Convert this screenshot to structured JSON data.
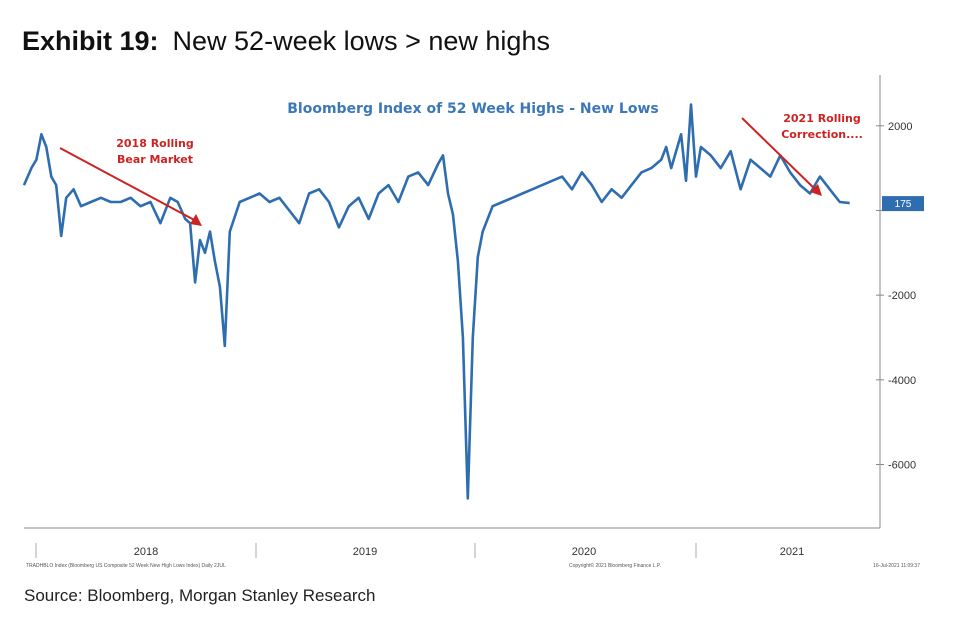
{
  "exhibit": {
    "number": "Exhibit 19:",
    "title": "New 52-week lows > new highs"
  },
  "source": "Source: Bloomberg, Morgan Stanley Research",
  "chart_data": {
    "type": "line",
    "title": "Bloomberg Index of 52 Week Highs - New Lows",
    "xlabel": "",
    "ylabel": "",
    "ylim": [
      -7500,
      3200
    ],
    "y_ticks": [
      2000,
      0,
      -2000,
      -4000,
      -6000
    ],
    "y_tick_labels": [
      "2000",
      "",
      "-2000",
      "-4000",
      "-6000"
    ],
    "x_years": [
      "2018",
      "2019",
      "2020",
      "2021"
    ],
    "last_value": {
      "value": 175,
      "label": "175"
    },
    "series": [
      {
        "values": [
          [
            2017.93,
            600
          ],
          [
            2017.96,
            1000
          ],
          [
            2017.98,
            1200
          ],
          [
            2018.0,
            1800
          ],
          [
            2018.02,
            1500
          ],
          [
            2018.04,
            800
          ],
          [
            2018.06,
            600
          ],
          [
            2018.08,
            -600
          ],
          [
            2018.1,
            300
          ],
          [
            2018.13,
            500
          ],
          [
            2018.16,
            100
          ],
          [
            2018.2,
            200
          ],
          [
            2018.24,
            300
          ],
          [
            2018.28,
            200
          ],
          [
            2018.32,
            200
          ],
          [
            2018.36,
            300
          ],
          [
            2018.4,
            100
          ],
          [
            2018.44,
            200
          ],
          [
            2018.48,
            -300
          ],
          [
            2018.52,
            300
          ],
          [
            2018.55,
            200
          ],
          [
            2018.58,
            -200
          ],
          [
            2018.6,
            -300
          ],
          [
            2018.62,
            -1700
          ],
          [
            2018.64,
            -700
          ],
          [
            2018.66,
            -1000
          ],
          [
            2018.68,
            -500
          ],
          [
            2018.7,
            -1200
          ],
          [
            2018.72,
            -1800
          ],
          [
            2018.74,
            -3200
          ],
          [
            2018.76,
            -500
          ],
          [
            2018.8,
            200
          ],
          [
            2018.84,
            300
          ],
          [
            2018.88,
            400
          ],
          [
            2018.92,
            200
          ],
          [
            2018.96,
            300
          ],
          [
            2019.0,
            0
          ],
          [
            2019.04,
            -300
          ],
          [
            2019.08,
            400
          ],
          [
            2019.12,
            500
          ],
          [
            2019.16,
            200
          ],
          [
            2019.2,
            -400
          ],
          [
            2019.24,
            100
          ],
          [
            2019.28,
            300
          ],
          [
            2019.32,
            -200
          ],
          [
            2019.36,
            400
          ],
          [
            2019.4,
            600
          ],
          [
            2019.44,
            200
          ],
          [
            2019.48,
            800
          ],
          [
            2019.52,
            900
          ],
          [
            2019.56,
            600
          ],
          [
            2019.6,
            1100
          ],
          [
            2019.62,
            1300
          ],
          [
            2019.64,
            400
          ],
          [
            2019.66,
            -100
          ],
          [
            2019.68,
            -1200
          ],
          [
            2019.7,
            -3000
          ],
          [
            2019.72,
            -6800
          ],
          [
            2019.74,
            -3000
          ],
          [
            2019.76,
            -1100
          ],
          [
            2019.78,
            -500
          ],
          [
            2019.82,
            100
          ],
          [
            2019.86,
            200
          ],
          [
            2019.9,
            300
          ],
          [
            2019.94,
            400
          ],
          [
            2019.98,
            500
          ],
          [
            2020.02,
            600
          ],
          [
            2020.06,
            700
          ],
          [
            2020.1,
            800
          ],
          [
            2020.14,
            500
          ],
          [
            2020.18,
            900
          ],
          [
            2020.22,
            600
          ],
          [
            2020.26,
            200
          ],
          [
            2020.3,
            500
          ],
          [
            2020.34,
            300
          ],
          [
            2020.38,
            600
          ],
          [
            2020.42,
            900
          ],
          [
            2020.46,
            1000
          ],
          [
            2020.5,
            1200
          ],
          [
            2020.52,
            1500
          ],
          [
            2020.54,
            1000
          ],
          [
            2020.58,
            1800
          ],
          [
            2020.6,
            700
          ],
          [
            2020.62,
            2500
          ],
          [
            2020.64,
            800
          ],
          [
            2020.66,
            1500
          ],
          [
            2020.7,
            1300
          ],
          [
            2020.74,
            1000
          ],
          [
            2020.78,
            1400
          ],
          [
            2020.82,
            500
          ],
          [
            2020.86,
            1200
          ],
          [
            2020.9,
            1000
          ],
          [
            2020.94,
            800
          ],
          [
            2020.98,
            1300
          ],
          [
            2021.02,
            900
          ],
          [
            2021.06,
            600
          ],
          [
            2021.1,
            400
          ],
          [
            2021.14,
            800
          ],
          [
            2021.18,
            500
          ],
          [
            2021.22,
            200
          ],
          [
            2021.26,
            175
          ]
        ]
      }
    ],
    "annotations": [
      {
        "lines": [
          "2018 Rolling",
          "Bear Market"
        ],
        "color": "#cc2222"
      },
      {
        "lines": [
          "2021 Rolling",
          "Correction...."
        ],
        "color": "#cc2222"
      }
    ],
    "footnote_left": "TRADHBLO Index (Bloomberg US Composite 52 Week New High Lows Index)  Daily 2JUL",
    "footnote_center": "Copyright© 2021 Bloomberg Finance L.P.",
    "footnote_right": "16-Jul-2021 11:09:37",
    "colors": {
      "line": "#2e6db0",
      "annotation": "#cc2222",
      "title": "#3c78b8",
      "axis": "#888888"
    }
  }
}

__________________________________________________

■ **Written exercise**
Omit every image. Quote each record exactly.

■ **Full output**
Convert this screenshot to structured JSON data.
{
  "exhibit": {
    "number": "Exhibit 19:",
    "title": "New 52-week lows > new highs"
  },
  "source": "Source: Bloomberg, Morgan Stanley Research",
  "chart_data": {
    "type": "line",
    "title": "Bloomberg Index of 52 Week Highs - New Lows",
    "xlabel": "",
    "ylabel": "",
    "ylim": [
      -7500,
      3200
    ],
    "y_ticks": [
      2000,
      0,
      -2000,
      -4000,
      -6000
    ],
    "y_tick_labels": [
      "2000",
      "",
      "-2000",
      "-4000",
      "-6000"
    ],
    "x_years": [
      "2018",
      "2019",
      "2020",
      "2021"
    ],
    "last_value": {
      "value": 175,
      "label": "175"
    },
    "series": [
      {
        "values": [
          [
            2017.93,
            600
          ],
          [
            2017.96,
            1000
          ],
          [
            2017.98,
            1200
          ],
          [
            2018.0,
            1800
          ],
          [
            2018.02,
            1500
          ],
          [
            2018.04,
            800
          ],
          [
            2018.06,
            600
          ],
          [
            2018.08,
            -600
          ],
          [
            2018.1,
            300
          ],
          [
            2018.13,
            500
          ],
          [
            2018.16,
            100
          ],
          [
            2018.2,
            200
          ],
          [
            2018.24,
            300
          ],
          [
            2018.28,
            200
          ],
          [
            2018.32,
            200
          ],
          [
            2018.36,
            300
          ],
          [
            2018.4,
            100
          ],
          [
            2018.44,
            200
          ],
          [
            2018.48,
            -300
          ],
          [
            2018.52,
            300
          ],
          [
            2018.55,
            200
          ],
          [
            2018.58,
            -200
          ],
          [
            2018.6,
            -300
          ],
          [
            2018.62,
            -1700
          ],
          [
            2018.64,
            -700
          ],
          [
            2018.66,
            -1000
          ],
          [
            2018.68,
            -500
          ],
          [
            2018.7,
            -1200
          ],
          [
            2018.72,
            -1800
          ],
          [
            2018.74,
            -3200
          ],
          [
            2018.76,
            -500
          ],
          [
            2018.8,
            200
          ],
          [
            2018.84,
            300
          ],
          [
            2018.88,
            400
          ],
          [
            2018.92,
            200
          ],
          [
            2018.96,
            300
          ],
          [
            2019.0,
            0
          ],
          [
            2019.04,
            -300
          ],
          [
            2019.08,
            400
          ],
          [
            2019.12,
            500
          ],
          [
            2019.16,
            200
          ],
          [
            2019.2,
            -400
          ],
          [
            2019.24,
            100
          ],
          [
            2019.28,
            300
          ],
          [
            2019.32,
            -200
          ],
          [
            2019.36,
            400
          ],
          [
            2019.4,
            600
          ],
          [
            2019.44,
            200
          ],
          [
            2019.48,
            800
          ],
          [
            2019.52,
            900
          ],
          [
            2019.56,
            600
          ],
          [
            2019.6,
            1100
          ],
          [
            2019.62,
            1300
          ],
          [
            2019.64,
            400
          ],
          [
            2019.66,
            -100
          ],
          [
            2019.68,
            -1200
          ],
          [
            2019.7,
            -3000
          ],
          [
            2019.72,
            -6800
          ],
          [
            2019.74,
            -3000
          ],
          [
            2019.76,
            -1100
          ],
          [
            2019.78,
            -500
          ],
          [
            2019.82,
            100
          ],
          [
            2019.86,
            200
          ],
          [
            2019.9,
            300
          ],
          [
            2019.94,
            400
          ],
          [
            2019.98,
            500
          ],
          [
            2020.02,
            600
          ],
          [
            2020.06,
            700
          ],
          [
            2020.1,
            800
          ],
          [
            2020.14,
            500
          ],
          [
            2020.18,
            900
          ],
          [
            2020.22,
            600
          ],
          [
            2020.26,
            200
          ],
          [
            2020.3,
            500
          ],
          [
            2020.34,
            300
          ],
          [
            2020.38,
            600
          ],
          [
            2020.42,
            900
          ],
          [
            2020.46,
            1000
          ],
          [
            2020.5,
            1200
          ],
          [
            2020.52,
            1500
          ],
          [
            2020.54,
            1000
          ],
          [
            2020.58,
            1800
          ],
          [
            2020.6,
            700
          ],
          [
            2020.62,
            2500
          ],
          [
            2020.64,
            800
          ],
          [
            2020.66,
            1500
          ],
          [
            2020.7,
            1300
          ],
          [
            2020.74,
            1000
          ],
          [
            2020.78,
            1400
          ],
          [
            2020.82,
            500
          ],
          [
            2020.86,
            1200
          ],
          [
            2020.9,
            1000
          ],
          [
            2020.94,
            800
          ],
          [
            2020.98,
            1300
          ],
          [
            2021.02,
            900
          ],
          [
            2021.06,
            600
          ],
          [
            2021.1,
            400
          ],
          [
            2021.14,
            800
          ],
          [
            2021.18,
            500
          ],
          [
            2021.22,
            200
          ],
          [
            2021.26,
            175
          ]
        ]
      }
    ],
    "annotations": [
      {
        "lines": [
          "2018 Rolling",
          "Bear Market"
        ],
        "color": "#cc2222"
      },
      {
        "lines": [
          "2021 Rolling",
          "Correction...."
        ],
        "color": "#cc2222"
      }
    ],
    "footnote_left": "TRADHBLO Index (Bloomberg US Composite 52 Week New High Lows Index)  Daily 2JUL",
    "footnote_center": "Copyright© 2021 Bloomberg Finance L.P.",
    "footnote_right": "16-Jul-2021 11:09:37",
    "colors": {
      "line": "#2e6db0",
      "annotation": "#cc2222",
      "title": "#3c78b8",
      "axis": "#888888"
    }
  }
}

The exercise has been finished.